╔══

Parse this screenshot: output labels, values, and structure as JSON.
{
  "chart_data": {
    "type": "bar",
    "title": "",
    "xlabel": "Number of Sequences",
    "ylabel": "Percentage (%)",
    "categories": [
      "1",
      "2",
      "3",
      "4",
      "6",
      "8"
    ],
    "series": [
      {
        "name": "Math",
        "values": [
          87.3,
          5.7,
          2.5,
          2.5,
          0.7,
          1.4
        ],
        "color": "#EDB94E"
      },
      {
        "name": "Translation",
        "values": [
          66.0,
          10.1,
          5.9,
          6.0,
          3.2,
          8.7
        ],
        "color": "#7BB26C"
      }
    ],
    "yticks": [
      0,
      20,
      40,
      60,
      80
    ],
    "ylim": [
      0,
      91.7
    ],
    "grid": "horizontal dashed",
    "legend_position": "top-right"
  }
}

╚══

Reproduce all the data word for word.

▶ _Reply_
Parse this screenshot: output labels, values, and structure as JSON.
{
  "chart_data": {
    "type": "bar",
    "title": "",
    "xlabel": "Number of Sequences",
    "ylabel": "Percentage (%)",
    "categories": [
      "1",
      "2",
      "3",
      "4",
      "6",
      "8"
    ],
    "series": [
      {
        "name": "Math",
        "values": [
          87.3,
          5.7,
          2.5,
          2.5,
          0.7,
          1.4
        ],
        "color": "#EDB94E"
      },
      {
        "name": "Translation",
        "values": [
          66.0,
          10.1,
          5.9,
          6.0,
          3.2,
          8.7
        ],
        "color": "#7BB26C"
      }
    ],
    "yticks": [
      0,
      20,
      40,
      60,
      80
    ],
    "ylim": [
      0,
      91.7
    ],
    "grid": "horizontal dashed",
    "legend_position": "top-right"
  }
}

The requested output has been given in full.